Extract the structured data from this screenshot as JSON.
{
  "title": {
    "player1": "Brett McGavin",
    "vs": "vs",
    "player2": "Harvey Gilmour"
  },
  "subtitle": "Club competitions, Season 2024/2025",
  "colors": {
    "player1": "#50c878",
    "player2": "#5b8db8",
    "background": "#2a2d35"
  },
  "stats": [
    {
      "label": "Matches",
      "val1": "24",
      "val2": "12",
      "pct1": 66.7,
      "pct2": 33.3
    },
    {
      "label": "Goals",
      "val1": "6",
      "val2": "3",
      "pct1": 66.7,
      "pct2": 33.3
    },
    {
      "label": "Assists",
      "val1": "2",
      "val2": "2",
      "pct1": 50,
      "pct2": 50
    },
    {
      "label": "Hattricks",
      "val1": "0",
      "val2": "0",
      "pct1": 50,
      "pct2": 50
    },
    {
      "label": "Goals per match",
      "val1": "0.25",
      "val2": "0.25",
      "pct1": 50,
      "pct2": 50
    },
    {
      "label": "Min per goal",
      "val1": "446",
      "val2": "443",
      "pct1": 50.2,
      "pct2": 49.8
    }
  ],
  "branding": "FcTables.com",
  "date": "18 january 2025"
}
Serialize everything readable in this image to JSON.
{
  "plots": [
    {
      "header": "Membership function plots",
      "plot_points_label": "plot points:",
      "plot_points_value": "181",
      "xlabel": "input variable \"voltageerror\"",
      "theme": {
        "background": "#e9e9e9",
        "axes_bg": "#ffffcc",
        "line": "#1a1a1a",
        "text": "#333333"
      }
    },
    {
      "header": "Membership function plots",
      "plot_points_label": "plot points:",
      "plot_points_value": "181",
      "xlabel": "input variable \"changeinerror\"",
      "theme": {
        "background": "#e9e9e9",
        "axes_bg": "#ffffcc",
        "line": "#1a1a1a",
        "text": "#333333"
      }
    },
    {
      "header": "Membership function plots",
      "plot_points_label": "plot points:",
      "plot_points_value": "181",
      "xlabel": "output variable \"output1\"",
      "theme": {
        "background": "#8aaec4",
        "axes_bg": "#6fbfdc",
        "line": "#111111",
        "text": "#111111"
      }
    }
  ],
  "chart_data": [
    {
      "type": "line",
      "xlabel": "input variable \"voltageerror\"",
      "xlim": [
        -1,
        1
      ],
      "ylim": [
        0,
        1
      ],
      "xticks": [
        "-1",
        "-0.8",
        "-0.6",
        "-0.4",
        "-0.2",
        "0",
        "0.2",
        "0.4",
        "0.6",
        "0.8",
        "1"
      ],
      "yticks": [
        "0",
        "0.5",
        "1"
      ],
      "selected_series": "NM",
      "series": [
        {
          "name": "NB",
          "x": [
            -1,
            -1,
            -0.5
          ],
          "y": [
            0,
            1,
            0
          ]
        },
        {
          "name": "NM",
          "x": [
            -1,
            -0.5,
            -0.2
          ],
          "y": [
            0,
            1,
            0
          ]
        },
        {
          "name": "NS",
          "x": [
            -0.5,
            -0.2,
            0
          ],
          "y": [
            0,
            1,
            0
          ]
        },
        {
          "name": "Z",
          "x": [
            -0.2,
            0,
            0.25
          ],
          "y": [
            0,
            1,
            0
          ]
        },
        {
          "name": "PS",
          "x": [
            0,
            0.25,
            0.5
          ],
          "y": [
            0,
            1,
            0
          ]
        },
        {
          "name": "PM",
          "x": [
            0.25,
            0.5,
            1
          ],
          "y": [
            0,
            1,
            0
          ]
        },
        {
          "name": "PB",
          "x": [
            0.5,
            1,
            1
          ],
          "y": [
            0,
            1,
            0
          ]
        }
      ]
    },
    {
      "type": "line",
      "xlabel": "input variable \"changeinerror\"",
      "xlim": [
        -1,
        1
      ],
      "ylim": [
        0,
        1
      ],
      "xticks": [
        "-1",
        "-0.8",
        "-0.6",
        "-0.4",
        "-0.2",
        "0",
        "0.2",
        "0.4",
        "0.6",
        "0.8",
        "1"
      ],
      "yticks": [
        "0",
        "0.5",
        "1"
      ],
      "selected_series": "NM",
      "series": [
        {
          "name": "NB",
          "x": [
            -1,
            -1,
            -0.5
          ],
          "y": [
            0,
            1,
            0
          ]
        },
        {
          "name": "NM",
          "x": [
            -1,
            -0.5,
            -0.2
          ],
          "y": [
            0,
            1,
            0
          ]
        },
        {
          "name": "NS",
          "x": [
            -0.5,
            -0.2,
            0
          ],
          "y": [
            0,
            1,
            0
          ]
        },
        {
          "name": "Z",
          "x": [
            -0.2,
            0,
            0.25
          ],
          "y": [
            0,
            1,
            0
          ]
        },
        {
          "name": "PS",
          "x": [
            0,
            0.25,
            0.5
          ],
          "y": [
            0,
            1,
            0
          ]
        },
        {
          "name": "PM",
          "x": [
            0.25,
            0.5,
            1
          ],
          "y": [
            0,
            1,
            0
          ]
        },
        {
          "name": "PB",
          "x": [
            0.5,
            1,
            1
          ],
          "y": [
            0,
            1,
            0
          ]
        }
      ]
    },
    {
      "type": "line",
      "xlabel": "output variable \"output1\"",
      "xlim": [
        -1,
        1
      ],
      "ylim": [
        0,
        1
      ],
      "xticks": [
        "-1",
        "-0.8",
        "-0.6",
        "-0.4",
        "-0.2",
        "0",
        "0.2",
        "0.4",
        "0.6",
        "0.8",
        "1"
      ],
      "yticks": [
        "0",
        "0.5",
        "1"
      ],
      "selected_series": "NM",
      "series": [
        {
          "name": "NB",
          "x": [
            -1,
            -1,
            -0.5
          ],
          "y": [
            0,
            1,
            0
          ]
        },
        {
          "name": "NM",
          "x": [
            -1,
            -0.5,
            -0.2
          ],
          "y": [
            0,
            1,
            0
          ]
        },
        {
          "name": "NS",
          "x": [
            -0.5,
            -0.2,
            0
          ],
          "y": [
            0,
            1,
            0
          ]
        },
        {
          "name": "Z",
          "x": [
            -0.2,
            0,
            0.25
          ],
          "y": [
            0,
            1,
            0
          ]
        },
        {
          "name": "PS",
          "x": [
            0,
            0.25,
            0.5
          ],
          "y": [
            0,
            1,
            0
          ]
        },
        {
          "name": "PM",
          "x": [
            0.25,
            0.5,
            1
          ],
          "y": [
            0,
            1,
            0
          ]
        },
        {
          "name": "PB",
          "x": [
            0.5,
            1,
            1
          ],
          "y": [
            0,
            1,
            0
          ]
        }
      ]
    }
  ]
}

^^^^^^^^

* [TASK PROMPT] Repeat the material in full, exactly as it stands.

* [SOLUTION FOR THIS PROBLEM]
Extract the structured data from this screenshot as JSON.
{
  "title": {
    "player1": "Brett McGavin",
    "vs": "vs",
    "player2": "Harvey Gilmour"
  },
  "subtitle": "Club competitions, Season 2024/2025",
  "colors": {
    "player1": "#50c878",
    "player2": "#5b8db8",
    "background": "#2a2d35"
  },
  "stats": [
    {
      "label": "Matches",
      "val1": "24",
      "val2": "12",
      "pct1": 66.7,
      "pct2": 33.3
    },
    {
      "label": "Goals",
      "val1": "6",
      "val2": "3",
      "pct1": 66.7,
      "pct2": 33.3
    },
    {
      "label": "Assists",
      "val1": "2",
      "val2": "2",
      "pct1": 50,
      "pct2": 50
    },
    {
      "label": "Hattricks",
      "val1": "0",
      "val2": "0",
      "pct1": 50,
      "pct2": 50
    },
    {
      "label": "Goals per match",
      "val1": "0.25",
      "val2": "0.25",
      "pct1": 50,
      "pct2": 50
    },
    {
      "label": "Min per goal",
      "val1": "446",
      "val2": "443",
      "pct1": 50.2,
      "pct2": 49.8
    }
  ],
  "branding": "FcTables.com",
  "date": "18 january 2025"
}
Serialize everything readable in this image to JSON.
{
  "plots": [
    {
      "header": "Membership function plots",
      "plot_points_label": "plot points:",
      "plot_points_value": "181",
      "xlabel": "input variable \"voltageerror\"",
      "theme": {
        "background": "#e9e9e9",
        "axes_bg": "#ffffcc",
        "line": "#1a1a1a",
        "text": "#333333"
      }
    },
    {
      "header": "Membership function plots",
      "plot_points_label": "plot points:",
      "plot_points_value": "181",
      "xlabel": "input variable \"changeinerror\"",
      "theme": {
        "background": "#e9e9e9",
        "axes_bg": "#ffffcc",
        "line": "#1a1a1a",
        "text": "#333333"
      }
    },
    {
      "header": "Membership function plots",
      "plot_points_label": "plot points:",
      "plot_points_value": "181",
      "xlabel": "output variable \"output1\"",
      "theme": {
        "background": "#8aaec4",
        "axes_bg": "#6fbfdc",
        "line": "#111111",
        "text": "#111111"
      }
    }
  ],
  "chart_data": [
    {
      "type": "line",
      "xlabel": "input variable \"voltageerror\"",
      "xlim": [
        -1,
        1
      ],
      "ylim": [
        0,
        1
      ],
      "xticks": [
        "-1",
        "-0.8",
        "-0.6",
        "-0.4",
        "-0.2",
        "0",
        "0.2",
        "0.4",
        "0.6",
        "0.8",
        "1"
      ],
      "yticks": [
        "0",
        "0.5",
        "1"
      ],
      "selected_series": "NM",
      "series": [
        {
          "name": "NB",
          "x": [
            -1,
            -1,
            -0.5
          ],
          "y": [
            0,
            1,
            0
          ]
        },
        {
          "name": "NM",
          "x": [
            -1,
            -0.5,
            -0.2
          ],
          "y": [
            0,
            1,
            0
          ]
        },
        {
          "name": "NS",
          "x": [
            -0.5,
            -0.2,
            0
          ],
          "y": [
            0,
            1,
            0
          ]
        },
        {
          "name": "Z",
          "x": [
            -0.2,
            0,
            0.25
          ],
          "y": [
            0,
            1,
            0
          ]
        },
        {
          "name": "PS",
          "x": [
            0,
            0.25,
            0.5
          ],
          "y": [
            0,
            1,
            0
          ]
        },
        {
          "name": "PM",
          "x": [
            0.25,
            0.5,
            1
          ],
          "y": [
            0,
            1,
            0
          ]
        },
        {
          "name": "PB",
          "x": [
            0.5,
            1,
            1
          ],
          "y": [
            0,
            1,
            0
          ]
        }
      ]
    },
    {
      "type": "line",
      "xlabel": "input variable \"changeinerror\"",
      "xlim": [
        -1,
        1
      ],
      "ylim": [
        0,
        1
      ],
      "xticks": [
        "-1",
        "-0.8",
        "-0.6",
        "-0.4",
        "-0.2",
        "0",
        "0.2",
        "0.4",
        "0.6",
        "0.8",
        "1"
      ],
      "yticks": [
        "0",
        "0.5",
        "1"
      ],
      "selected_series": "NM",
      "series": [
        {
          "name": "NB",
          "x": [
            -1,
            -1,
            -0.5
          ],
          "y": [
            0,
            1,
            0
          ]
        },
        {
          "name": "NM",
          "x": [
            -1,
            -0.5,
            -0.2
          ],
          "y": [
            0,
            1,
            0
          ]
        },
        {
          "name": "NS",
          "x": [
            -0.5,
            -0.2,
            0
          ],
          "y": [
            0,
            1,
            0
          ]
        },
        {
          "name": "Z",
          "x": [
            -0.2,
            0,
            0.25
          ],
          "y": [
            0,
            1,
            0
          ]
        },
        {
          "name": "PS",
          "x": [
            0,
            0.25,
            0.5
          ],
          "y": [
            0,
            1,
            0
          ]
        },
        {
          "name": "PM",
          "x": [
            0.25,
            0.5,
            1
          ],
          "y": [
            0,
            1,
            0
          ]
        },
        {
          "name": "PB",
          "x": [
            0.5,
            1,
            1
          ],
          "y": [
            0,
            1,
            0
          ]
        }
      ]
    },
    {
      "type": "line",
      "xlabel": "output variable \"output1\"",
      "xlim": [
        -1,
        1
      ],
      "ylim": [
        0,
        1
      ],
      "xticks": [
        "-1",
        "-0.8",
        "-0.6",
        "-0.4",
        "-0.2",
        "0",
        "0.2",
        "0.4",
        "0.6",
        "0.8",
        "1"
      ],
      "yticks": [
        "0",
        "0.5",
        "1"
      ],
      "selected_series": "NM",
      "series": [
        {
          "name": "NB",
          "x": [
            -1,
            -1,
            -0.5
          ],
          "y": [
            0,
            1,
            0
          ]
        },
        {
          "name": "NM",
          "x": [
            -1,
            -0.5,
            -0.2
          ],
          "y": [
            0,
            1,
            0
          ]
        },
        {
          "name": "NS",
          "x": [
            -0.5,
            -0.2,
            0
          ],
          "y": [
            0,
            1,
            0
          ]
        },
        {
          "name": "Z",
          "x": [
            -0.2,
            0,
            0.25
          ],
          "y": [
            0,
            1,
            0
          ]
        },
        {
          "name": "PS",
          "x": [
            0,
            0.25,
            0.5
          ],
          "y": [
            0,
            1,
            0
          ]
        },
        {
          "name": "PM",
          "x": [
            0.25,
            0.5,
            1
          ],
          "y": [
            0,
            1,
            0
          ]
        },
        {
          "name": "PB",
          "x": [
            0.5,
            1,
            1
          ],
          "y": [
            0,
            1,
            0
          ]
        }
      ]
    }
  ]
}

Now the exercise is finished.